Goal:
What follows is a listing. Return every line of it exactly.

Stored data entries:
§

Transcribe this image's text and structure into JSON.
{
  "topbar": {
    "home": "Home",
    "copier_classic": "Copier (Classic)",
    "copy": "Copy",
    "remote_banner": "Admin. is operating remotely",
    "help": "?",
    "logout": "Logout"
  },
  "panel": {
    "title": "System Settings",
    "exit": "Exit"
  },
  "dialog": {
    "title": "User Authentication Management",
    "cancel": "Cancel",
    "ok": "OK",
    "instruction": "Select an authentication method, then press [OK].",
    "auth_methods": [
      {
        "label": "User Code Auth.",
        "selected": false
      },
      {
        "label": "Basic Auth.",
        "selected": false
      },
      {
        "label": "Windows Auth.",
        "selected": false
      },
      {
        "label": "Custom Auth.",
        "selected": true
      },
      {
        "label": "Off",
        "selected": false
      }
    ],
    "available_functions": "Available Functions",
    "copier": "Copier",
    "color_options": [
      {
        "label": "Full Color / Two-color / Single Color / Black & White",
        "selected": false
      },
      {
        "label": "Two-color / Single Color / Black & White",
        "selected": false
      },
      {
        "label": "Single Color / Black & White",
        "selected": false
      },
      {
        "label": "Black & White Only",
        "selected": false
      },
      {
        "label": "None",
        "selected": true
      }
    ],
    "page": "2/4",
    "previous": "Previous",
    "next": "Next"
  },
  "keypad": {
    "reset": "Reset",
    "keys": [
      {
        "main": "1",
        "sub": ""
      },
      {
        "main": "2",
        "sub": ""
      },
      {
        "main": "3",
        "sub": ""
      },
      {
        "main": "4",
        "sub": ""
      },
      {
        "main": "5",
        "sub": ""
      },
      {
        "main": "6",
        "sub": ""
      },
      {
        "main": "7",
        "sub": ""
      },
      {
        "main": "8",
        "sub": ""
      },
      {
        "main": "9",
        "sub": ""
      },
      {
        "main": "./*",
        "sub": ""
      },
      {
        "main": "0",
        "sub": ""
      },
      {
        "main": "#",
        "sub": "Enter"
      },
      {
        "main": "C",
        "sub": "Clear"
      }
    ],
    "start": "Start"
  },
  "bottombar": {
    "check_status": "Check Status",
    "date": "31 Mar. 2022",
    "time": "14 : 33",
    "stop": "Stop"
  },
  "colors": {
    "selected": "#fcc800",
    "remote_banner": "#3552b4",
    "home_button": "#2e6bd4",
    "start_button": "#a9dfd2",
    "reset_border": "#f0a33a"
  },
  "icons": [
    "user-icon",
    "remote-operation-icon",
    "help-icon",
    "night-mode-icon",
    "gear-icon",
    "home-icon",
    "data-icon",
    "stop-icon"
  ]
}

§

Completed exercise:
Transcribe this image's text and structure into JSON.
{
  "topbar": {
    "home": "Home",
    "copier_classic": "Copier (Classic)",
    "copy": "Copy",
    "remote_banner": "Admin. is operating remotely",
    "help": "?",
    "logout": "Logout"
  },
  "panel": {
    "title": "System Settings",
    "exit": "Exit"
  },
  "dialog": {
    "title": "User Authentication Management",
    "cancel": "Cancel",
    "ok": "OK",
    "instruction": "Select an authentication method, then press [OK].",
    "auth_methods": [
      {
        "label": "User Code Auth.",
        "selected": false
      },
      {
        "label": "Basic Auth.",
        "selected": false
      },
      {
        "label": "Windows Auth.",
        "selected": false
      },
      {
        "label": "Custom Auth.",
        "selected": true
      },
      {
        "label": "Off",
        "selected": false
      }
    ],
    "available_functions": "Available Functions",
    "copier": "Copier",
    "color_options": [
      {
        "label": "Full Color / Two-color / Single Color / Black & White",
        "selected": false
      },
      {
        "label": "Two-color / Single Color / Black & White",
        "selected": false
      },
      {
        "label": "Single Color / Black & White",
        "selected": false
      },
      {
        "label": "Black & White Only",
        "selected": false
      },
      {
        "label": "None",
        "selected": true
      }
    ],
    "page": "2/4",
    "previous": "Previous",
    "next": "Next"
  },
  "keypad": {
    "reset": "Reset",
    "keys": [
      {
        "main": "1",
        "sub": ""
      },
      {
        "main": "2",
        "sub": ""
      },
      {
        "main": "3",
        "sub": ""
      },
      {
        "main": "4",
        "sub": ""
      },
      {
        "main": "5",
        "sub": ""
      },
      {
        "main": "6",
        "sub": ""
      },
      {
        "main": "7",
        "sub": ""
      },
      {
        "main": "8",
        "sub": ""
      },
      {
        "main": "9",
        "sub": ""
      },
      {
        "main": "./*",
        "sub": ""
      },
      {
        "main": "0",
        "sub": ""
      },
      {
        "main": "#",
        "sub": "Enter"
      },
      {
        "main": "C",
        "sub": "Clear"
      }
    ],
    "start": "Start"
  },
  "bottombar": {
    "check_status": "Check Status",
    "date": "31 Mar. 2022",
    "time": "14 : 33",
    "stop": "Stop"
  },
  "colors": {
    "selected": "#fcc800",
    "remote_banner": "#3552b4",
    "home_button": "#2e6bd4",
    "start_button": "#a9dfd2",
    "reset_border": "#f0a33a"
  },
  "icons": [
    "user-icon",
    "remote-operation-icon",
    "help-icon",
    "night-mode-icon",
    "gear-icon",
    "home-icon",
    "data-icon",
    "stop-icon"
  ]
}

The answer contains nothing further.